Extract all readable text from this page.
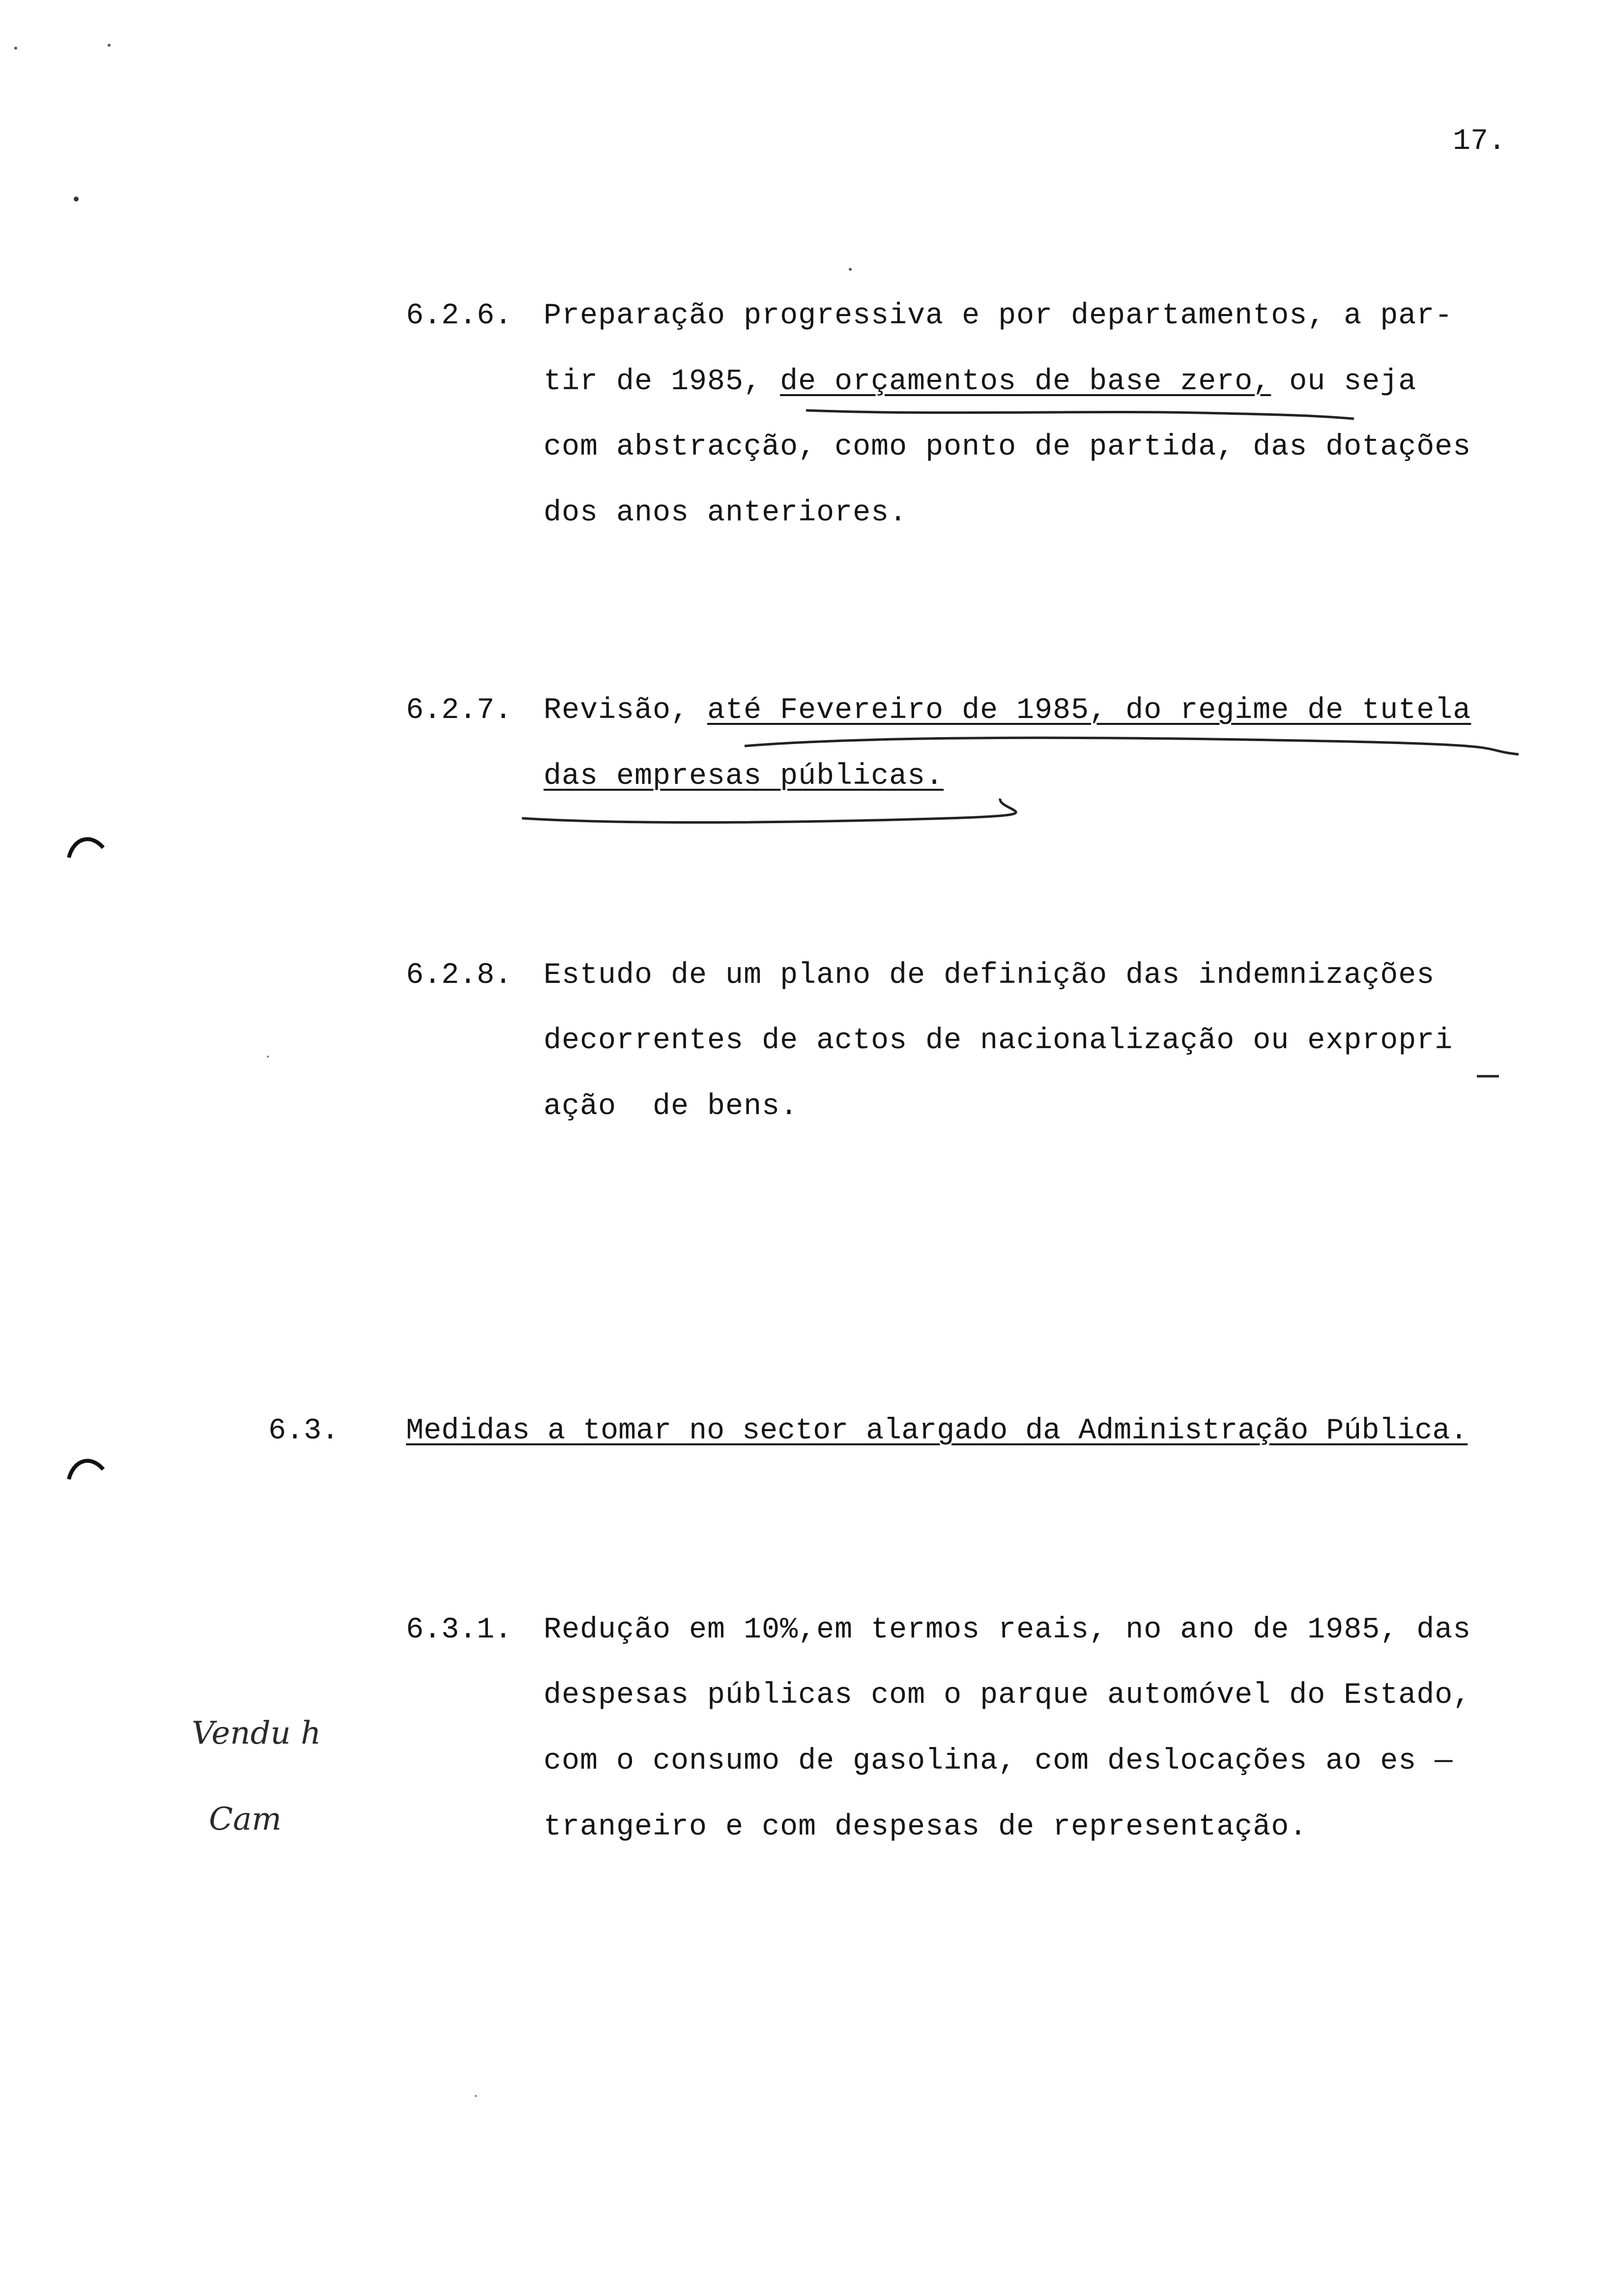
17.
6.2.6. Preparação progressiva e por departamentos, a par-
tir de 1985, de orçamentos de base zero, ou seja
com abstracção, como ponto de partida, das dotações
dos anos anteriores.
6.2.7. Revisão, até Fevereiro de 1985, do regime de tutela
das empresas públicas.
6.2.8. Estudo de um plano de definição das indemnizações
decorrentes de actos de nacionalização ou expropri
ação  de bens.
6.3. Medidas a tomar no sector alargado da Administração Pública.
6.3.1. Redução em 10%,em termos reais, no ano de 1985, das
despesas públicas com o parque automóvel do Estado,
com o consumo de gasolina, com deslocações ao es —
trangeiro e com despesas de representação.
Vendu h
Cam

======

# WRITTEN REQUEST:
Using the material above, return every line exactly as it appears, minus the pictures.

# RESULT BELOW:
Extract all readable text from this page.
17.
6.2.6. Preparação progressiva e por departamentos, a par-
tir de 1985, de orçamentos de base zero, ou seja
com abstracção, como ponto de partida, das dotações
dos anos anteriores.
6.2.7. Revisão, até Fevereiro de 1985, do regime de tutela
das empresas públicas.
6.2.8. Estudo de um plano de definição das indemnizações
decorrentes de actos de nacionalização ou expropri
ação  de bens.
6.3. Medidas a tomar no sector alargado da Administração Pública.
6.3.1. Redução em 10%,em termos reais, no ano de 1985, das
despesas públicas com o parque automóvel do Estado,
com o consumo de gasolina, com deslocações ao es —
trangeiro e com despesas de representação.
Vendu h
Cam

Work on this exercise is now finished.